Do your tiers have different quantity break points from tier to tier?
How many different break points/columns will you have.
Maybe the way to do it would be similar to the example, but with a
modification for base price and your discount instead of the actual
price at that break. Have your table defined like so:
tier price break discount
A 10 1 0
A 10 10 .06
A 10 25 .12
A 10 50 .18
A 10 100 .25
B 20 1 0
B 20 10 .05
B 20 25 .10
B 20 50 .14
B 20 100 .18
C 15 1 0
C 15 10 .04
C 15 25 .08
C 15 50 .12
C 15 100 .15
(continue for d)
>
> Ultimately, what I want to end up doing is taking the [item-code]
value
> from the flypage, creating a secondary flypage which using the tier
code
> and then pulling the record from the tier table, presenting for that
SKU
> what the 1-9 price, 10-24 price, 25-49 price, and so on buy looping
the
> tier row for each column... Lastly, I'll create a tag that the
> CommonAdjust can use to properly pull and calculate the proper price
> based on quantity and tiering.

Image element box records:

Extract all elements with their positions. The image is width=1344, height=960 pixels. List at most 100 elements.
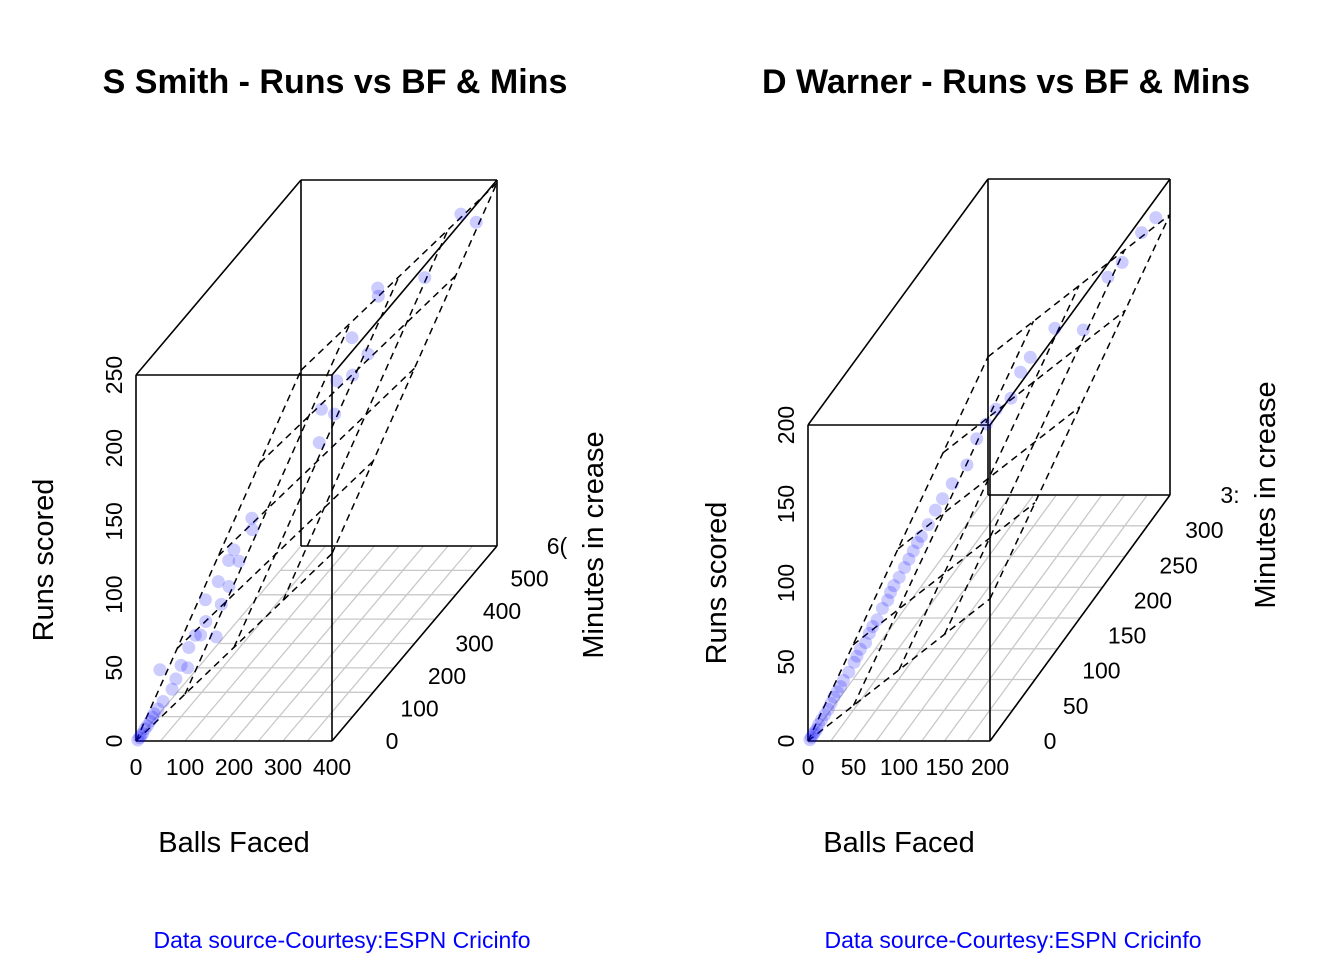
data-point <box>898 561 911 574</box>
chart-title: D Warner - Runs vs BF & Mins <box>762 63 1250 101</box>
data-point <box>165 682 179 696</box>
box-edge <box>331 545 498 742</box>
data-point <box>346 368 360 382</box>
floor-grid-line <box>282 545 449 742</box>
data-point <box>906 544 920 558</box>
z-tick-label: 0 <box>773 735 799 748</box>
y-tick-label: 0 <box>386 728 399 754</box>
data-point <box>803 733 817 747</box>
z-tick-label: 150 <box>773 485 799 523</box>
regression-plane-line <box>184 323 351 695</box>
data-point <box>853 642 867 656</box>
regression-plane-line <box>989 214 1171 600</box>
y-axis-label: Minutes in crease <box>578 431 610 658</box>
data-point <box>198 593 212 607</box>
data-point <box>815 713 828 727</box>
regression-plane-line <box>259 275 457 464</box>
floor-grid-line <box>943 494 1126 742</box>
box-edge <box>989 494 1171 742</box>
data-point <box>312 436 326 450</box>
data-point <box>911 536 924 550</box>
regression-plane-line <box>135 369 302 742</box>
data-point <box>188 628 202 642</box>
bounding-box <box>807 178 1171 742</box>
y-tick-label: 250 <box>1159 552 1197 578</box>
data-point <box>181 661 195 675</box>
data-point <box>131 733 145 747</box>
data-point <box>1115 255 1129 269</box>
y-tick-label: 100 <box>1082 658 1120 684</box>
data-source-note: Data source-Courtesy:ESPN Cricinfo <box>153 927 530 953</box>
regression-plane-line <box>943 249 1126 635</box>
data-point <box>936 492 949 506</box>
y-tick-label: 3: <box>1220 482 1239 508</box>
data-point <box>862 626 876 640</box>
regression-plane-line <box>852 320 1035 706</box>
data-point <box>921 518 935 532</box>
y-tick-label: 300 <box>1185 517 1223 543</box>
data-point <box>245 523 259 537</box>
data-point <box>824 696 838 710</box>
regression-plane-line <box>898 285 1080 671</box>
data-source-note: Data source-Courtesy:ESPN Cricinfo <box>824 927 1201 953</box>
data-point <box>136 726 150 740</box>
x-axis-label: Balls Faced <box>158 827 310 859</box>
data-point <box>454 207 468 221</box>
regression-plane <box>135 182 498 742</box>
data-point <box>361 347 375 361</box>
data-point <box>881 593 895 607</box>
data-points <box>803 211 1163 747</box>
regression-plane-line <box>852 502 1036 646</box>
data-point <box>371 289 385 303</box>
z-tick-label: 100 <box>101 575 127 613</box>
data-points <box>131 207 483 747</box>
regression-plane-line <box>987 214 1171 358</box>
data-point <box>469 215 483 229</box>
data-point <box>1004 391 1018 405</box>
data-point <box>875 601 889 615</box>
warner-chart-panel: D Warner - Runs vs BF & Mins 0 50 100 150 20… <box>701 63 1282 953</box>
data-point <box>194 628 208 642</box>
data-point <box>156 695 170 708</box>
regression-plane-line <box>942 310 1126 454</box>
box-edge <box>807 178 989 426</box>
data-point <box>1076 323 1090 337</box>
data-point <box>850 649 864 663</box>
data-point <box>1149 211 1163 225</box>
data-point <box>1135 226 1148 240</box>
floor-grid <box>807 494 1171 742</box>
data-point <box>209 630 223 644</box>
data-point <box>914 529 928 543</box>
data-point <box>970 432 984 446</box>
x-tick-label: 50 <box>841 754 867 780</box>
y-tick-label: 6( <box>547 533 568 559</box>
data-point <box>199 615 213 628</box>
data-point <box>314 402 328 416</box>
data-point <box>328 407 342 421</box>
y-tick-label: 400 <box>483 598 521 624</box>
y-tick-label: 200 <box>1134 587 1172 613</box>
regression-plane-line <box>233 276 400 648</box>
y-tick-label: 50 <box>1063 693 1089 719</box>
z-tick-label: 200 <box>101 429 127 467</box>
data-point <box>812 718 826 731</box>
data-point <box>146 710 159 724</box>
z-tick-label: 150 <box>101 502 127 540</box>
x-tick-label: 100 <box>880 754 918 780</box>
data-point <box>245 511 259 525</box>
data-point <box>345 331 359 345</box>
y-tick-label: 200 <box>428 663 466 689</box>
data-point <box>143 714 157 728</box>
data-point <box>222 554 236 567</box>
floor-grid-line <box>307 545 473 742</box>
data-point <box>847 655 861 669</box>
y-tick-label: 500 <box>510 566 548 592</box>
data-point <box>859 636 873 650</box>
x-axis-label: Balls Faced <box>823 827 975 859</box>
data-point <box>808 725 822 739</box>
x-tick-label: 200 <box>215 754 253 780</box>
box-edge <box>135 179 302 376</box>
data-point <box>232 554 246 568</box>
data-point <box>945 477 959 491</box>
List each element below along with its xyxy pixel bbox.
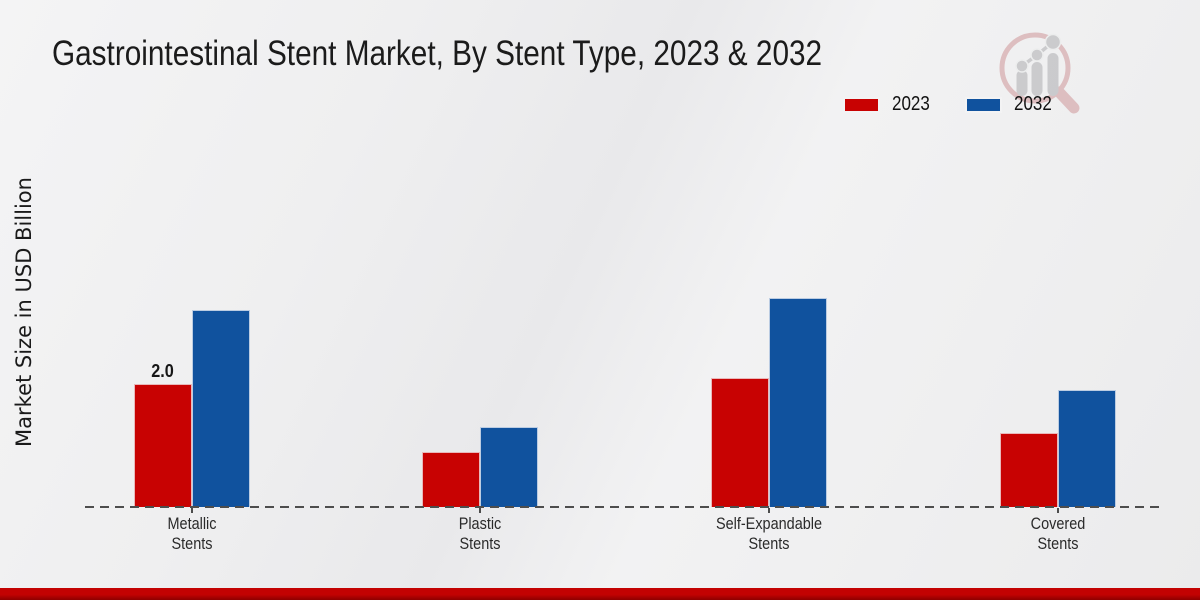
footer-accent-bar: [0, 588, 1200, 600]
legend-label: 2032: [1013, 93, 1052, 115]
category-label: Covered Stents: [968, 514, 1148, 554]
bar-2023: [422, 452, 480, 507]
category-label-line: Metallic: [167, 514, 216, 533]
bar-2032: [1057, 390, 1116, 507]
bar-group: 2.0: [133, 310, 250, 507]
magnifier-ring: [999, 32, 1071, 104]
bar-2032: [769, 298, 827, 507]
legend: 2023 2032: [843, 93, 1058, 116]
category-label-line: Covered: [1030, 514, 1085, 533]
category-label: Self-Expandable Stents: [679, 514, 859, 554]
category-label-line: Stents: [1037, 534, 1078, 553]
legend-label: 2023: [892, 93, 930, 115]
bar-group: [422, 427, 538, 507]
logo-bar-2: [1031, 62, 1043, 96]
bar-2023: [711, 378, 769, 507]
axis-tick: [479, 508, 481, 513]
legend-item-2032: 2032: [964, 93, 1059, 116]
logo-dot-1: [1015, 59, 1029, 73]
axis-tick: [768, 508, 770, 513]
bar-2023: 2.0: [133, 361, 192, 507]
magnifier-handle: [1053, 86, 1080, 114]
magnifier-bar-chart-logo-icon: [999, 32, 1080, 114]
x-axis-baseline: [85, 506, 1163, 508]
bar-value-label: 2.0: [135, 361, 191, 382]
category-label: Plastic Stents: [390, 514, 570, 554]
axis-tick: [190, 508, 193, 513]
logo-dot-3: [1044, 33, 1062, 51]
bar-2032: [191, 310, 250, 507]
logo-dot-2: [1030, 48, 1044, 62]
legend-swatch-2032: [964, 96, 1002, 113]
bar-value-text: 2.0: [151, 361, 174, 381]
axis-tick: [1056, 508, 1059, 513]
bar-group: [999, 390, 1116, 507]
chart-title: Gastrointestinal Stent Market, By Stent …: [52, 34, 823, 73]
bar-2032: [480, 427, 538, 507]
legend-item-2023: 2023: [843, 93, 937, 116]
category-label-line: Stents: [748, 534, 790, 553]
legend-swatch-2023: [843, 96, 880, 113]
logo-bar-1: [1016, 70, 1028, 96]
category-label-line: Plastic: [458, 514, 502, 533]
bar-group: [711, 298, 827, 507]
bar-2023: [999, 433, 1058, 507]
category-label: Metallic Stents: [102, 514, 282, 554]
category-label-line: Stents: [459, 534, 501, 553]
logo-bar-3: [1047, 53, 1059, 96]
category-label-line: Self-Expandable: [715, 514, 823, 533]
category-label-line: Stents: [171, 534, 212, 553]
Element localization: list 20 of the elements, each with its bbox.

* GIVEN EXERCISE A *
In the tier pricing message, what base price does tier C have in the table?
* GIVEN EXERCISE B *
Go on with the message about tier pricing and quantity breaks from the point where it stops.

* TASK RESULT A *
15

* TASK RESULT B *
This is definitely all do-able and I would steer you in the direction of
a table like above so that you do not have a ton of columns and your
code will be much simpler. You can pull all the price breaks for tier B
with a simple: SELECT break, discount FROM tier WHERE tier='B'
>
> So, that's where I'm at and looking that the example URL you did
> provide, I have some ideas now on how to access the tables within Perl
> but what isn't clear is how to do it without hard coding the number of
> columns to parse. For example, is it possible to pull the 'header'
> record of the table that provides the name of the columns that can
> parse for names and also to count...
I did not find an answer to this question when I originally intended to
do it the way you describe. The first time around I defined the column
list in a variable which could be defined in the catalog.cfg, but this
was still using a static list of columns.
> Is that a clearer picture of the dragon I'm attempting to slay? At a
> minimum, if someone knows of some good reference points that
illustrate
> examples of IC table referencing and manipulation, without SQL, that I
> can learn from that would be awesome...
>
> Barry
>
Best of luck Barry!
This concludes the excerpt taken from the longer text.